- [Exercise] Search the material below for the word "this". Copy every line that has it.

Records about charts and figures
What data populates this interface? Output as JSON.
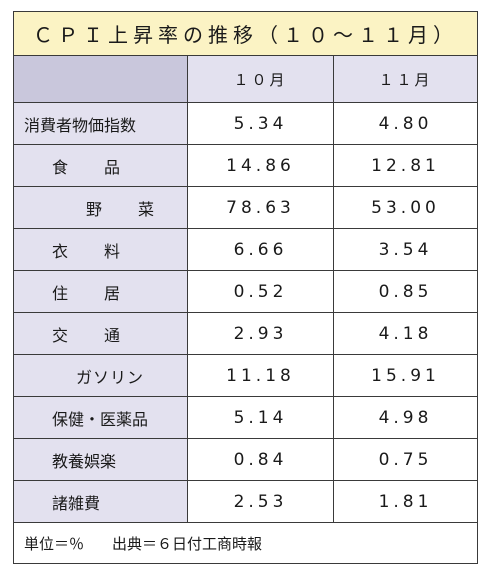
{
  "title": "ＣＰＩ上昇率の推移（１０～１１月）",
  "header": {
    "blank": "",
    "col1": "１０月",
    "col2": "１１月"
  },
  "rows": [
    {
      "label": "消費者物価指数",
      "oct": "5.34",
      "nov": "4.80"
    },
    {
      "label": "食　品",
      "oct": "14.86",
      "nov": "12.81"
    },
    {
      "label": "野　菜",
      "oct": "78.63",
      "nov": "53.00"
    },
    {
      "label": "衣　料",
      "oct": "6.66",
      "nov": "3.54"
    },
    {
      "label": "住　居",
      "oct": "0.52",
      "nov": "0.85"
    },
    {
      "label": "交　通",
      "oct": "2.93",
      "nov": "4.18"
    },
    {
      "label": "ガソリン",
      "oct": "11.18",
      "nov": "15.91"
    },
    {
      "label": "保健・医薬品",
      "oct": "5.14",
      "nov": "4.98"
    },
    {
      "label": "教養娯楽",
      "oct": "0.84",
      "nov": "0.75"
    },
    {
      "label": "諸雑費",
      "oct": "2.53",
      "nov": "1.81"
    }
  ],
  "footer": {
    "unit": "単位＝％",
    "source": "出典＝６日付工商時報"
  }
}
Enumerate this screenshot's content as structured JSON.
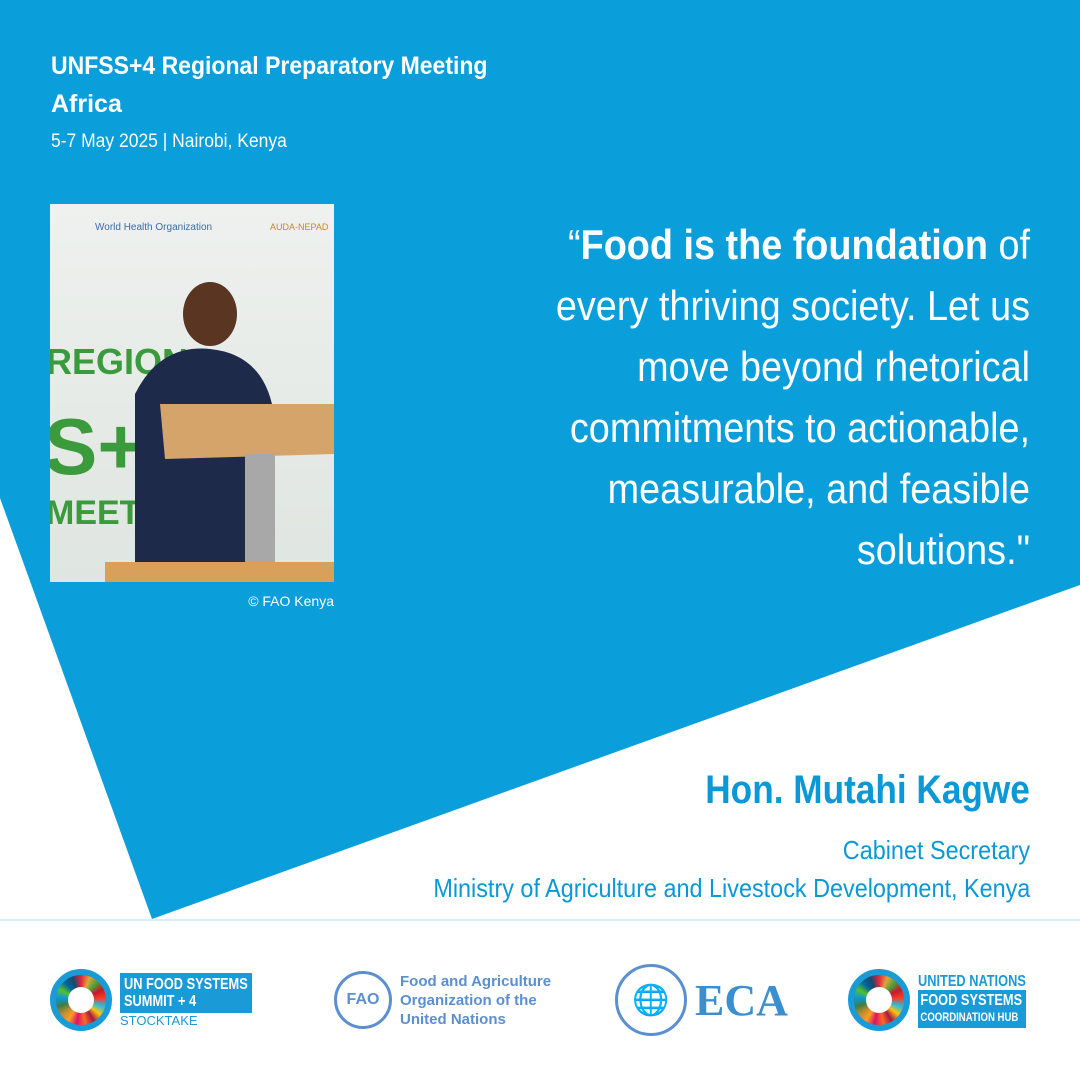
{
  "colors": {
    "brand_blue": "#0a9edb",
    "text_blue": "#0a98d6"
  },
  "header": {
    "title_line1": "UNFSS+4 Regional Preparatory Meeting",
    "title_line2": "Africa",
    "date_location": "5-7 May 2025 | Nairobi, Kenya"
  },
  "photo": {
    "credit": "© FAO Kenya",
    "banner_texts": [
      "World Health Organization",
      "REGION",
      "S+4",
      "MEETING",
      "AUDA-NEPAD"
    ]
  },
  "quote": {
    "open": "“",
    "bold": "Food is the foundation",
    "rest": " of every thriving society. Let us move beyond rhetorical commitments to actionable, measurable, and feasible solutions.\""
  },
  "speaker": {
    "name": "Hon. Mutahi Kagwe",
    "role": "Cabinet Secretary",
    "organization": "Ministry of Agriculture and Livestock Development, Kenya"
  },
  "logos": {
    "unfss": {
      "line1": "UN FOOD SYSTEMS",
      "line2": "SUMMIT + 4",
      "line3": "STOCKTAKE"
    },
    "fao": {
      "mark": "FAO",
      "line1": "Food and Agriculture",
      "line2": "Organization of the",
      "line3": "United Nations"
    },
    "eca": {
      "text": "ECA"
    },
    "hub": {
      "line1": "UNITED NATIONS",
      "line2": "FOOD SYSTEMS",
      "line3": "COORDINATION HUB"
    }
  }
}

- [Answer in full]
What data populates this interface? Output as JSON.
Enumerate this screenshot's content as structured JSON.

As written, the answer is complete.